- _Task directions_
Give back the entire listing verbatim.

- _Input rows_
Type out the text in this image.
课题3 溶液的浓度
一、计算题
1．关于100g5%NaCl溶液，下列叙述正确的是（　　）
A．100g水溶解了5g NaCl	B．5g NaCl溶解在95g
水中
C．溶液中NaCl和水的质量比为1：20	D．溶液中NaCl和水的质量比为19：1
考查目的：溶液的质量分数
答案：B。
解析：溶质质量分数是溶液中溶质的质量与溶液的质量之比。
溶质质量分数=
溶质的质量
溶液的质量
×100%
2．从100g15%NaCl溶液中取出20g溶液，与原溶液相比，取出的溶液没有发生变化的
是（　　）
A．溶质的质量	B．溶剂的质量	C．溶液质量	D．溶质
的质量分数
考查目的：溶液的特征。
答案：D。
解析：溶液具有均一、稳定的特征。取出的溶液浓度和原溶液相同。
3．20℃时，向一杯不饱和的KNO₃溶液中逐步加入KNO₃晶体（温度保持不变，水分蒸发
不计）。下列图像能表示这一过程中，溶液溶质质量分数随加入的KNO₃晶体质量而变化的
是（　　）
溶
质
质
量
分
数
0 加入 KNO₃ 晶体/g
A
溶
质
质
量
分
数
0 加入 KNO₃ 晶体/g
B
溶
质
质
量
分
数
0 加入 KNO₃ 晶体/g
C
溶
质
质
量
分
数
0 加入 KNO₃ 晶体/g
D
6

- _The completed task_
Type out the text in this image.
课题3 溶液的浓度
一、计算题
1．关于100g5%NaCl溶液，下列叙述正确的是（　　）
A．100g水溶解了5g NaCl	B．5g NaCl溶解在95g
水中
C．溶液中NaCl和水的质量比为1：20	D．溶液中NaCl和水的质量比为19：1
考查目的：溶液的质量分数
答案：B。
解析：溶质质量分数是溶液中溶质的质量与溶液的质量之比。
溶质质量分数=
溶质的质量
溶液的质量
×100%
2．从100g15%NaCl溶液中取出20g溶液，与原溶液相比，取出的溶液没有发生变化的
是（　　）
A．溶质的质量	B．溶剂的质量	C．溶液质量	D．溶质
的质量分数
考查目的：溶液的特征。
答案：D。
解析：溶液具有均一、稳定的特征。取出的溶液浓度和原溶液相同。
3．20℃时，向一杯不饱和的KNO₃溶液中逐步加入KNO₃晶体（温度保持不变，水分蒸发
不计）。下列图像能表示这一过程中，溶液溶质质量分数随加入的KNO₃晶体质量而变化的
是（　　）
溶
质
质
量
分
数
0 加入 KNO₃ 晶体/g
A
溶
质
质
量
分
数
0 加入 KNO₃ 晶体/g
B
溶
质
质
量
分
数
0 加入 KNO₃ 晶体/g
C
溶
质
质
量
分
数
0 加入 KNO₃ 晶体/g
D
6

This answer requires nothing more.